## WHAT YOU ARE ASKED TO DO
Every record must be repeated exactly; omit any pictures they contain.

--*--

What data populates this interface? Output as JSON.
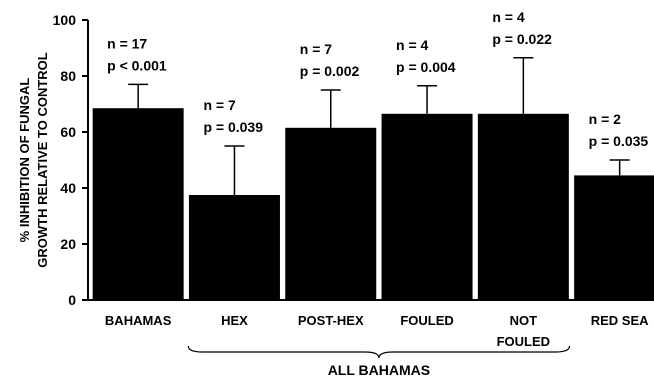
{
  "chart_data": {
    "type": "bar",
    "ylabel_lines": [
      "% INHIBITION OF FUNGAL",
      "GROWTH RELATIVE TO CONTROL"
    ],
    "ylim": [
      0,
      100
    ],
    "yticks": [
      0,
      20,
      40,
      60,
      80,
      100
    ],
    "categories": [
      {
        "label_lines": [
          "BAHAMAS"
        ],
        "value": 68.5,
        "error": 8.5,
        "n": "n = 17",
        "p": "p < 0.001"
      },
      {
        "label_lines": [
          "HEX"
        ],
        "value": 37.5,
        "error": 17.5,
        "n": "n = 7",
        "p": "p = 0.039"
      },
      {
        "label_lines": [
          "POST-HEX"
        ],
        "value": 61.5,
        "error": 13.5,
        "n": "n = 7",
        "p": "p = 0.002"
      },
      {
        "label_lines": [
          "FOULED"
        ],
        "value": 66.5,
        "error": 10,
        "n": "n = 4",
        "p": "p = 0.004"
      },
      {
        "label_lines": [
          "NOT",
          "FOULED"
        ],
        "value": 66.5,
        "error": 20,
        "n": "n = 4",
        "p": "p = 0.022"
      },
      {
        "label_lines": [
          "RED SEA"
        ],
        "value": 44.5,
        "error": 5.5,
        "n": "n = 2",
        "p": "p = 0.035"
      }
    ],
    "group_bracket": {
      "label": "ALL BAHAMAS",
      "covers": [
        "HEX",
        "POST-HEX",
        "FOULED",
        "NOT FOULED"
      ]
    },
    "bar_color": "#000000",
    "grid": false,
    "legend": "none"
  }
}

--*--

## FINISHED EXERCISE
What data populates this interface? Output as JSON.
{
  "chart_data": {
    "type": "bar",
    "ylabel_lines": [
      "% INHIBITION OF FUNGAL",
      "GROWTH RELATIVE TO CONTROL"
    ],
    "ylim": [
      0,
      100
    ],
    "yticks": [
      0,
      20,
      40,
      60,
      80,
      100
    ],
    "categories": [
      {
        "label_lines": [
          "BAHAMAS"
        ],
        "value": 68.5,
        "error": 8.5,
        "n": "n = 17",
        "p": "p < 0.001"
      },
      {
        "label_lines": [
          "HEX"
        ],
        "value": 37.5,
        "error": 17.5,
        "n": "n = 7",
        "p": "p = 0.039"
      },
      {
        "label_lines": [
          "POST-HEX"
        ],
        "value": 61.5,
        "error": 13.5,
        "n": "n = 7",
        "p": "p = 0.002"
      },
      {
        "label_lines": [
          "FOULED"
        ],
        "value": 66.5,
        "error": 10,
        "n": "n = 4",
        "p": "p = 0.004"
      },
      {
        "label_lines": [
          "NOT",
          "FOULED"
        ],
        "value": 66.5,
        "error": 20,
        "n": "n = 4",
        "p": "p = 0.022"
      },
      {
        "label_lines": [
          "RED SEA"
        ],
        "value": 44.5,
        "error": 5.5,
        "n": "n = 2",
        "p": "p = 0.035"
      }
    ],
    "group_bracket": {
      "label": "ALL BAHAMAS",
      "covers": [
        "HEX",
        "POST-HEX",
        "FOULED",
        "NOT FOULED"
      ]
    },
    "bar_color": "#000000",
    "grid": false,
    "legend": "none"
  }
}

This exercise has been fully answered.